## Brief
Report how many lines contain "edilməsi". Give the number and nothing else.

## Data for processing
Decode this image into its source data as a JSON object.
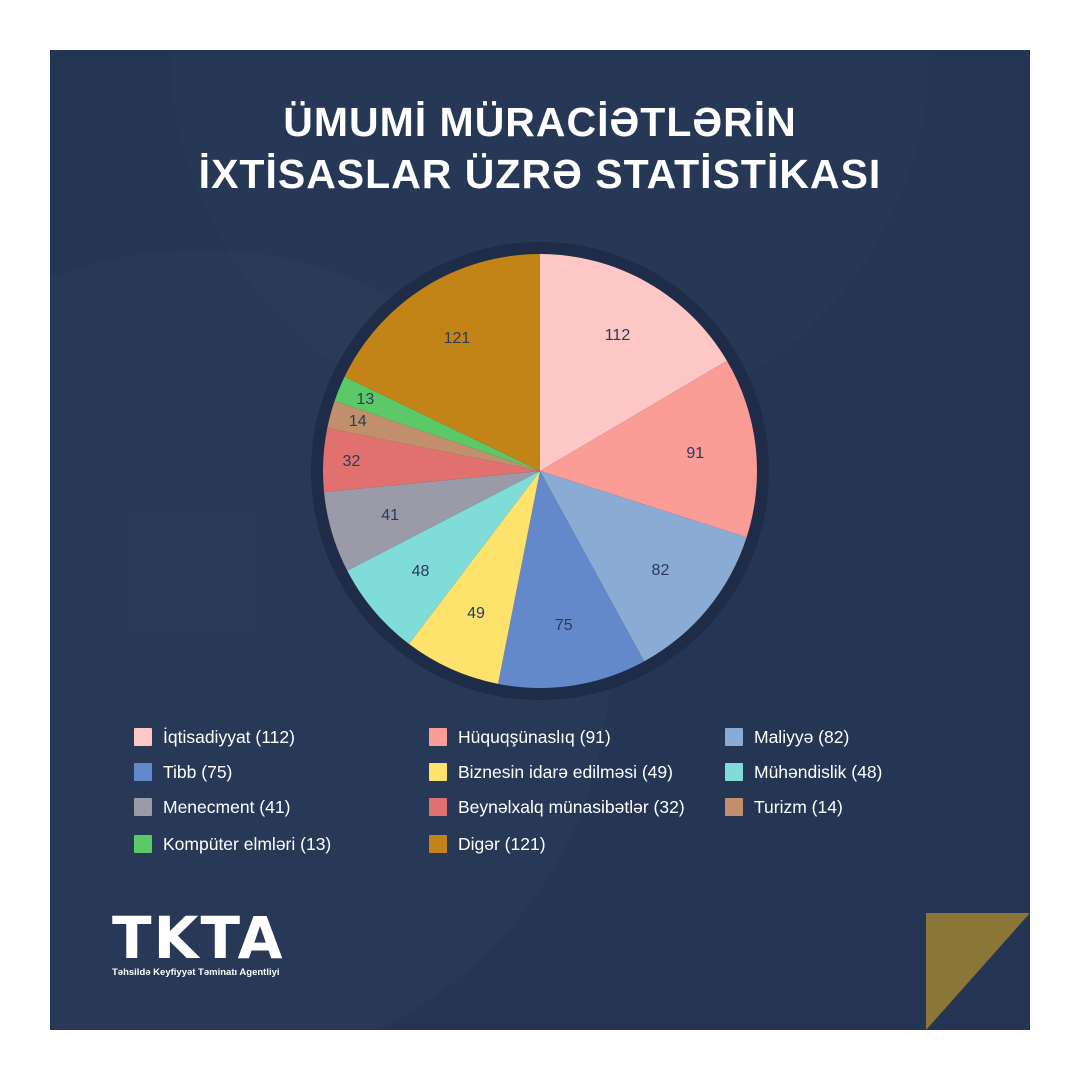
{
  "title": {
    "line1": "ÜMUMİ MÜRACİƏTLƏRİN",
    "line2": "İXTİSASLAR ÜZRƏ STATİSTİKASI"
  },
  "colors": {
    "background": "#243654",
    "accent": "#8a7738"
  },
  "chart_data": {
    "type": "pie",
    "title": "ÜMUMİ MÜRACİƏTLƏRİN İXTİSASLAR ÜZRƏ STATİSTİKASI",
    "legend_position": "bottom",
    "slices": [
      {
        "label": "İqtisadiyyat",
        "value": 112,
        "color": "#fdc7c6",
        "legend": "İqtisadiyyat (112)"
      },
      {
        "label": "Hüquqşünaslıq",
        "value": 91,
        "color": "#fb9c97",
        "legend": "Hüquqşünaslıq (91)"
      },
      {
        "label": "Maliyyə",
        "value": 82,
        "color": "#8aabd4",
        "legend": "Maliyyə (82)"
      },
      {
        "label": "Tibb",
        "value": 75,
        "color": "#6489cb",
        "legend": "Tibb (75)"
      },
      {
        "label": "Biznesin idarə edilməsi",
        "value": 49,
        "color": "#fde26c",
        "legend": "Biznesin idarə edilməsi (49)"
      },
      {
        "label": "Mühəndislik",
        "value": 48,
        "color": "#7fdcd8",
        "legend": "Mühəndislik (48)"
      },
      {
        "label": "Menecment",
        "value": 41,
        "color": "#9a9aa8",
        "legend": "Menecment (41)"
      },
      {
        "label": "Beynəlxalq münasibətlər",
        "value": 32,
        "color": "#e0716f",
        "legend": "Beynəlxalq münasibətlər (32)"
      },
      {
        "label": "Turizm",
        "value": 14,
        "color": "#c18f6b",
        "legend": "Turizm (14)"
      },
      {
        "label": "Kompüter elmləri",
        "value": 13,
        "color": "#5cc969",
        "legend": "Kompüter elmləri (13)"
      },
      {
        "label": "Digər",
        "value": 121,
        "color": "#c38417",
        "legend": "Digər (121)"
      }
    ]
  },
  "logo": {
    "name": "TKTA",
    "subtitle": "Təhsildə Keyfiyyət Təminatı Agentliyi"
  }
}
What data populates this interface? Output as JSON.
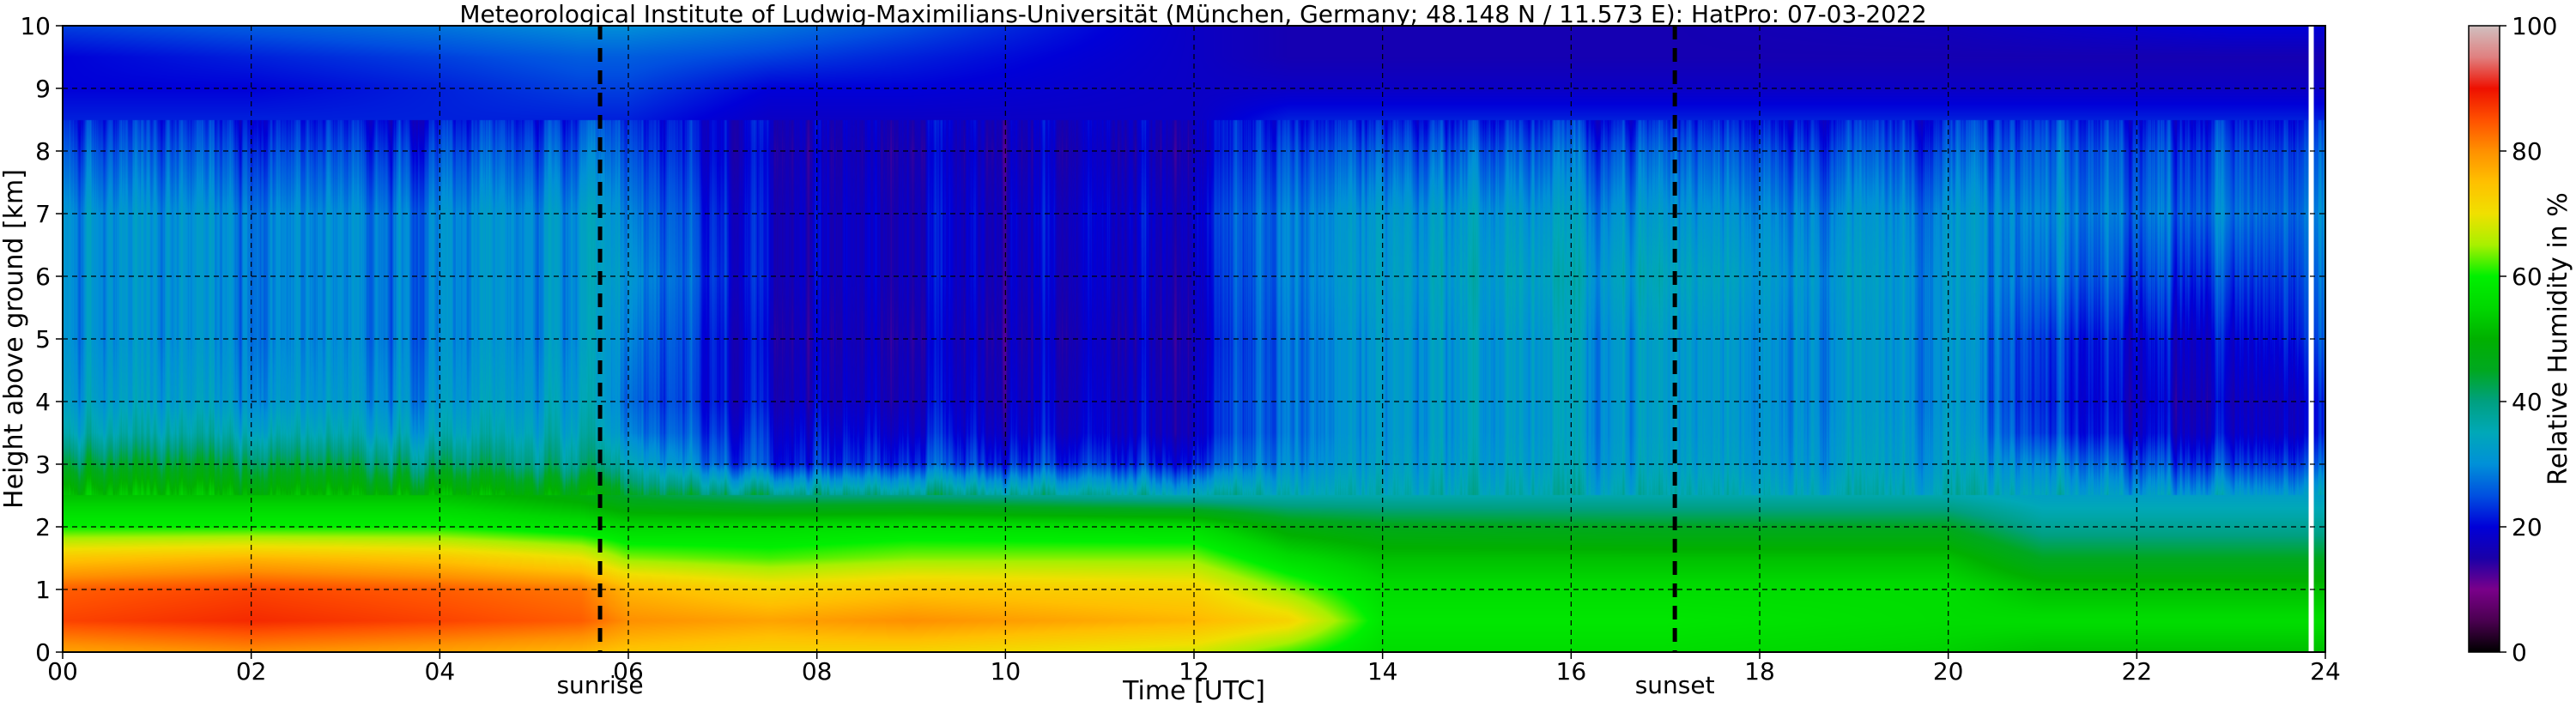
{
  "chart_data": {
    "type": "heatmap",
    "title": "Meteorological Institute of Ludwig-Maximilians-Universität (München, Germany; 48.148 N / 11.573 E):     HatPro: 07-03-2022",
    "xlabel": "Time [UTC]",
    "ylabel": "Height above ground [km]",
    "xlim": [
      0,
      24
    ],
    "ylim": [
      0,
      10
    ],
    "x_ticks": [
      0,
      2,
      4,
      6,
      8,
      10,
      12,
      14,
      16,
      18,
      20,
      22,
      24
    ],
    "x_tick_labels": [
      "00",
      "02",
      "04",
      "06",
      "08",
      "10",
      "12",
      "14",
      "16",
      "18",
      "20",
      "22",
      "24"
    ],
    "y_ticks": [
      0,
      1,
      2,
      3,
      4,
      5,
      6,
      7,
      8,
      9,
      10
    ],
    "y_tick_labels": [
      "0",
      "1",
      "2",
      "3",
      "4",
      "5",
      "6",
      "7",
      "8",
      "9",
      "10"
    ],
    "grid": true,
    "events": [
      {
        "label": "sunrise",
        "time": 5.7
      },
      {
        "label": "sunset",
        "time": 17.1
      }
    ],
    "data_gap_time": 23.85,
    "colorbar": {
      "label": "Relative Humidity in %",
      "range": [
        0,
        100
      ],
      "ticks": [
        0,
        20,
        40,
        60,
        80,
        100
      ],
      "colors": [
        [
          0,
          "#000000"
        ],
        [
          0.05,
          "#4a0050"
        ],
        [
          0.1,
          "#7a008a"
        ],
        [
          0.15,
          "#1a00a8"
        ],
        [
          0.2,
          "#0000d8"
        ],
        [
          0.25,
          "#0050e0"
        ],
        [
          0.3,
          "#0090d8"
        ],
        [
          0.35,
          "#00a8b8"
        ],
        [
          0.4,
          "#00a080"
        ],
        [
          0.45,
          "#00a820"
        ],
        [
          0.5,
          "#00b000"
        ],
        [
          0.55,
          "#00d800"
        ],
        [
          0.6,
          "#00f000"
        ],
        [
          0.65,
          "#a8f000"
        ],
        [
          0.7,
          "#f0e000"
        ],
        [
          0.75,
          "#ffc000"
        ],
        [
          0.8,
          "#ff9000"
        ],
        [
          0.85,
          "#ff5000"
        ],
        [
          0.9,
          "#ee1000"
        ],
        [
          0.95,
          "#e08080"
        ],
        [
          1.0,
          "#d0c0c0"
        ]
      ]
    },
    "profiles": {
      "heights_km": [
        0,
        0.5,
        1,
        1.5,
        2,
        2.5,
        3,
        3.5,
        4,
        5,
        6,
        7,
        8,
        8.5,
        9,
        9.5,
        10
      ],
      "times_h": [
        0,
        2,
        4,
        5.5,
        6,
        7.5,
        9,
        12,
        13,
        14,
        17,
        20,
        21,
        23,
        24
      ],
      "rh_percent": [
        [
          78,
          86,
          84,
          74,
          60,
          52,
          43,
          35,
          32,
          30,
          30,
          30,
          25,
          22,
          20,
          20,
          24
        ],
        [
          80,
          88,
          86,
          76,
          60,
          52,
          44,
          36,
          32,
          30,
          30,
          30,
          25,
          22,
          20,
          22,
          26
        ],
        [
          78,
          86,
          84,
          74,
          60,
          52,
          42,
          35,
          32,
          30,
          30,
          30,
          25,
          22,
          22,
          24,
          28
        ],
        [
          76,
          84,
          82,
          70,
          57,
          48,
          38,
          34,
          32,
          30,
          30,
          30,
          25,
          22,
          24,
          26,
          30
        ],
        [
          74,
          80,
          76,
          64,
          55,
          44,
          34,
          28,
          26,
          28,
          30,
          28,
          24,
          22,
          24,
          26,
          30
        ],
        [
          72,
          78,
          72,
          62,
          56,
          40,
          22,
          20,
          18,
          17,
          18,
          18,
          17,
          18,
          20,
          24,
          28
        ],
        [
          72,
          80,
          74,
          64,
          57,
          40,
          24,
          20,
          18,
          17,
          18,
          18,
          17,
          18,
          20,
          22,
          25
        ],
        [
          68,
          76,
          72,
          64,
          56,
          36,
          22,
          18,
          18,
          17,
          18,
          19,
          17,
          18,
          18,
          18,
          18
        ],
        [
          62,
          72,
          64,
          56,
          48,
          36,
          30,
          28,
          28,
          28,
          29,
          29,
          25,
          22,
          18,
          16,
          16
        ],
        [
          56,
          58,
          56,
          52,
          46,
          36,
          33,
          32,
          32,
          32,
          33,
          32,
          26,
          22,
          18,
          16,
          16
        ],
        [
          56,
          58,
          56,
          52,
          45,
          36,
          33,
          32,
          32,
          32,
          34,
          31,
          26,
          22,
          18,
          16,
          16
        ],
        [
          54,
          56,
          56,
          52,
          45,
          36,
          33,
          32,
          31,
          31,
          31,
          30,
          25,
          22,
          18,
          16,
          17
        ],
        [
          52,
          56,
          52,
          45,
          38,
          33,
          28,
          22,
          21,
          22,
          26,
          28,
          25,
          22,
          18,
          16,
          18
        ],
        [
          52,
          56,
          52,
          45,
          38,
          33,
          24,
          19,
          18,
          20,
          24,
          28,
          25,
          22,
          18,
          16,
          20
        ],
        [
          52,
          56,
          52,
          45,
          38,
          33,
          25,
          20,
          20,
          24,
          26,
          28,
          25,
          22,
          18,
          16,
          20
        ]
      ]
    }
  }
}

## Solution
2